• [KURZE AUFGABE 1]
Schreib den Text über Geert Wilders vollständig und wortgetreu ab.

• [TEXTAUSZUG]
Geert Wilders mag die Medien nicht, er kommuniziert lieber über soziale Medien. Ordinäre Pressekonferenzen hält der niederländische Rechtspopulist äußerst selten ab. Wenn er aber doch mal eine einberuft, wie am Montagnachmittag, müssen alle in Den Haag die Ohren spitzen. Denn Wilders ist nun einmal Chef der mit großem Abstand wählerstärksten Partei des Landes. Und nur deshalb nicht Ministerpräsident, weil zwei gemäßigt rechte Koalitionspartner den Radikalpolitiker unbedingt in dieser Position verhindern wollten.
Wilders’ einziges Thema, wie zuletzt fast immer: die Migration, also ihre Begrenzung, die sich viele Niederländer wünschen. Wilders’ Freiheitspartei PVV gewann die Wahl 2023 mit dem Versprechen, die strengste Asylpolitik Europas einzuführen, auch die Regierung unter Führung des Parteilosen Dick Schoof hat sich dies zum Ziel gesetzt. Zu sehen ist davon bisher wenig, mit Ausnahme von ein paar zusätzlichen Grenzbeamten. Koalitionspartner und Experten äußerten Bedenken gegen manche Maßnahmen, und der zuständigen Ministerin Marjolein Faber, immerhin von der PVV, fehlt es offensichtlich an Durchschlagskraft. Ihre Gesetze hängen im Parlamentsbetrieb fest wie Klebstoff.

• [Extrahierte Dateneinträge]
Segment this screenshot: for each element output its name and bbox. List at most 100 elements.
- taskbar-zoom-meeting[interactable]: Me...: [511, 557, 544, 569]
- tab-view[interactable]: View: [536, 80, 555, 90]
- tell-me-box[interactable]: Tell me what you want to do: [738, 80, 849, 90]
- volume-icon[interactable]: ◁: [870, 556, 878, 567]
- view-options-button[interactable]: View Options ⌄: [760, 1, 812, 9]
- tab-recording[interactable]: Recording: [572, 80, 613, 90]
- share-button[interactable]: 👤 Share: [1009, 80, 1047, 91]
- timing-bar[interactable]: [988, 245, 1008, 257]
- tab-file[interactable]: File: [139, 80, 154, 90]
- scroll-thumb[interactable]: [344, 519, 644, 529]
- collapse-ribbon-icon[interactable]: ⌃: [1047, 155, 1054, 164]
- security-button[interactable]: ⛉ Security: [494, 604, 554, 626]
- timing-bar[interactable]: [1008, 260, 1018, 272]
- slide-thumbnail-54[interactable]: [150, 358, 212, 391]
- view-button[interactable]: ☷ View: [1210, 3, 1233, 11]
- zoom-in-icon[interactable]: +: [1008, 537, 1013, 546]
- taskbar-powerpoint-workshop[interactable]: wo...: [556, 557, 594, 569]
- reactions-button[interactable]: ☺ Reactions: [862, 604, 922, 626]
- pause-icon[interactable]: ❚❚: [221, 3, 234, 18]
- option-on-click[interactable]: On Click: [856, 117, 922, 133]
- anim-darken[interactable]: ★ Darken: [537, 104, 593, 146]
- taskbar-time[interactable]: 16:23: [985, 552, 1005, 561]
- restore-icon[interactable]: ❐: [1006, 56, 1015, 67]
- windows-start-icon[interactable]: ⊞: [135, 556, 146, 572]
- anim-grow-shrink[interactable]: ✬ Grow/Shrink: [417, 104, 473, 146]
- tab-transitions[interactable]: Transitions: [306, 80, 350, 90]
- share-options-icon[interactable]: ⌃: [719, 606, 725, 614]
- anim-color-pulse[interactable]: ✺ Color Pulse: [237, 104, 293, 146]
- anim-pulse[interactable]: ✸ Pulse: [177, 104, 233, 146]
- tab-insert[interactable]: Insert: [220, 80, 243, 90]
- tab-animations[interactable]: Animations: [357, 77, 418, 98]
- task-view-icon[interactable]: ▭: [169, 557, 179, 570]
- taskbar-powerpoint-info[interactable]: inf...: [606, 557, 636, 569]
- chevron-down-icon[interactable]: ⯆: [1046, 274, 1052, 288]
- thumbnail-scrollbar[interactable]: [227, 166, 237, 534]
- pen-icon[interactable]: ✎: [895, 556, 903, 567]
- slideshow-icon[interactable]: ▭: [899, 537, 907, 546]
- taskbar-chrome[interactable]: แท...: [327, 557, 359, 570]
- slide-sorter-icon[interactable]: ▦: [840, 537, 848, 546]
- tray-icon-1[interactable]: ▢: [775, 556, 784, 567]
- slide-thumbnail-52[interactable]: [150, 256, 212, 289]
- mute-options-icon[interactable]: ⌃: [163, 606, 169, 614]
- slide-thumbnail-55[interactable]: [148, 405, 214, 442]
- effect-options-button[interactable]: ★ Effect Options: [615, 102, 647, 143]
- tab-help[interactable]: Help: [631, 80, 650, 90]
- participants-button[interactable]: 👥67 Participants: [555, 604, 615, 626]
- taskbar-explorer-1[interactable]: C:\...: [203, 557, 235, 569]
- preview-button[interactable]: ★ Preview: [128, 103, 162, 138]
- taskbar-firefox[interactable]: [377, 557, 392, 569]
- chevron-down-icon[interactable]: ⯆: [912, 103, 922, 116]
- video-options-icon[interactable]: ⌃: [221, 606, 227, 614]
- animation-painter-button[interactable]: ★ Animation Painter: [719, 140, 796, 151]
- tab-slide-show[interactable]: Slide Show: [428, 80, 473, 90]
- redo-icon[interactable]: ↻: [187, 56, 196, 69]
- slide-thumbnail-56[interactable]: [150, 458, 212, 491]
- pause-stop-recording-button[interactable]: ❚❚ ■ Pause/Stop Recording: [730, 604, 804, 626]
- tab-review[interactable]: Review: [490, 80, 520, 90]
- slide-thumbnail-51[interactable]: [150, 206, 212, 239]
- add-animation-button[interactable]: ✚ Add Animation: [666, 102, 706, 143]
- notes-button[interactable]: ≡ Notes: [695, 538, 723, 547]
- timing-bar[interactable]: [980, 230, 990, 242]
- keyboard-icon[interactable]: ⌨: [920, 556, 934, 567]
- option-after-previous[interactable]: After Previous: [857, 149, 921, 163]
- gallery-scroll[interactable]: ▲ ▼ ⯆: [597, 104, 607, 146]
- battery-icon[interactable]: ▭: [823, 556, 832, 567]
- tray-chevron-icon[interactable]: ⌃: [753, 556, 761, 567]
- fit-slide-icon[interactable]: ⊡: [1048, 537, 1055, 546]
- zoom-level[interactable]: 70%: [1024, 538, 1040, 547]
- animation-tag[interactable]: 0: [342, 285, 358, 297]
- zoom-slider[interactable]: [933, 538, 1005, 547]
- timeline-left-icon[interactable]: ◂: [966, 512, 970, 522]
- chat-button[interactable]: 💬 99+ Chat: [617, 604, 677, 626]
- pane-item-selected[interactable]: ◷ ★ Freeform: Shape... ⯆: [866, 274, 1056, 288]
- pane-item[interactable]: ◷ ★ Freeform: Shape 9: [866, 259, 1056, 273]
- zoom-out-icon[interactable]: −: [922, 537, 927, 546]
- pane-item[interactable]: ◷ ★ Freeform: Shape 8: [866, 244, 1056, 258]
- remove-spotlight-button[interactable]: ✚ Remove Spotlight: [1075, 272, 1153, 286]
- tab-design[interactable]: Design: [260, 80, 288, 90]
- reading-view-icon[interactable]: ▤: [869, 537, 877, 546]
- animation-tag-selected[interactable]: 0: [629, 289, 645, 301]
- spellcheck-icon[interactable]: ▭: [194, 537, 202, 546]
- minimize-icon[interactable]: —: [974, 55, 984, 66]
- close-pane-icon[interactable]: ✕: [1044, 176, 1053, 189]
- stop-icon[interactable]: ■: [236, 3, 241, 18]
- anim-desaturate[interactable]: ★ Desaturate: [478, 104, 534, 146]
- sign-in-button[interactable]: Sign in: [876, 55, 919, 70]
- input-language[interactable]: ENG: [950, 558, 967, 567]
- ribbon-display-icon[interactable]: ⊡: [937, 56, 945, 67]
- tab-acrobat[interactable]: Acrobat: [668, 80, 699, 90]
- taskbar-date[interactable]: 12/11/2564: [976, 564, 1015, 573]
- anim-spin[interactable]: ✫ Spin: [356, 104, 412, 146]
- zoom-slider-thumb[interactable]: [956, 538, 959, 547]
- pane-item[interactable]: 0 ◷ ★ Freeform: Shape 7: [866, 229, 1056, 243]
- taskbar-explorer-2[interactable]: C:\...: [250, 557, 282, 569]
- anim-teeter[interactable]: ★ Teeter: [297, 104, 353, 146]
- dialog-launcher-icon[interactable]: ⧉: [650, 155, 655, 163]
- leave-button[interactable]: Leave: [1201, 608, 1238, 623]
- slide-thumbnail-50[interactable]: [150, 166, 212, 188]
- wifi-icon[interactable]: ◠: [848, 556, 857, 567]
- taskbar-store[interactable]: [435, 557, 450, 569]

• [KURZE AUFGABE 2]
Entnimm der Auflistung die Zeilen von ihrem Anfang bis einschließlich der Zeile mit "- anim-color-pulse[interactable]: ✺" und gib nur diese unverändert wieder.

• [ENDGÜLTIGE ANTWORT 1]
Geert Wilders mag die Medien nicht, er kommuniziert lieber über soziale Medien. Ordinäre Pressekonferenzen hält der niederländische Rechtspopulist äußerst selten ab. Wenn er aber doch mal eine einberuft, wie am Montagnachmittag, müssen alle in Den Haag die Ohren spitzen. Denn Wilders ist nun einmal Chef der mit großem Abstand wählerstärksten Partei des Landes. Und nur deshalb nicht Ministerpräsident, weil zwei gemäßigt rechte Koalitionspartner den Radikalpolitiker unbedingt in dieser Position verhindern wollten.
Wilders’ einziges Thema, wie zuletzt fast immer: die Migration, also ihre Begrenzung, die sich viele Niederländer wünschen. Wilders’ Freiheitspartei PVV gewann die Wahl 2023 mit dem Versprechen, die strengste Asylpolitik Europas einzuführen, auch die Regierung unter Führung des Parteilosen Dick Schoof hat sich dies zum Ziel gesetzt. Zu sehen ist davon bisher wenig, mit Ausnahme von ein paar zusätzlichen Grenzbeamten. Koalitionspartner und Experten äußerten Bedenken gegen manche Maßnahmen, und der zuständigen Ministerin Marjolein Faber, immerhin von der PVV, fehlt es offensichtlich an Durchschlagskraft. Ihre Gesetze hängen im Parlamentsbetrieb fest wie Klebstoff.

• [ENDGÜLTIGE ANTWORT 2]
Segment this screenshot: for each element output its name and bbox. List at most 100 elements.
- taskbar-zoom-meeting[interactable]: Me...: [511, 557, 544, 569]
- tab-view[interactable]: View: [536, 80, 555, 90]
- tell-me-box[interactable]: Tell me what you want to do: [738, 80, 849, 90]
- volume-icon[interactable]: ◁: [870, 556, 878, 567]
- view-options-button[interactable]: View Options ⌄: [760, 1, 812, 9]
- tab-recording[interactable]: Recording: [572, 80, 613, 90]
- share-button[interactable]: 👤 Share: [1009, 80, 1047, 91]
- timing-bar[interactable]: [988, 245, 1008, 257]
- tab-file[interactable]: File: [139, 80, 154, 90]
- scroll-thumb[interactable]: [344, 519, 644, 529]
- collapse-ribbon-icon[interactable]: ⌃: [1047, 155, 1054, 164]
- security-button[interactable]: ⛉ Security: [494, 604, 554, 626]
- timing-bar[interactable]: [1008, 260, 1018, 272]
- slide-thumbnail-54[interactable]: [150, 358, 212, 391]
- view-button[interactable]: ☷ View: [1210, 3, 1233, 11]
- zoom-in-icon[interactable]: +: [1008, 537, 1013, 546]
- taskbar-powerpoint-workshop[interactable]: wo...: [556, 557, 594, 569]
- reactions-button[interactable]: ☺ Reactions: [862, 604, 922, 626]
- pause-icon[interactable]: ❚❚: [221, 3, 234, 18]
- option-on-click[interactable]: On Click: [856, 117, 922, 133]
- anim-darken[interactable]: ★ Darken: [537, 104, 593, 146]
- taskbar-time[interactable]: 16:23: [985, 552, 1005, 561]
- restore-icon[interactable]: ❐: [1006, 56, 1015, 67]
- windows-start-icon[interactable]: ⊞: [135, 556, 146, 572]
- anim-grow-shrink[interactable]: ✬ Grow/Shrink: [417, 104, 473, 146]
- tab-transitions[interactable]: Transitions: [306, 80, 350, 90]
- share-options-icon[interactable]: ⌃: [719, 606, 725, 614]
- anim-color-pulse[interactable]: ✺ Color Pulse: [237, 104, 293, 146]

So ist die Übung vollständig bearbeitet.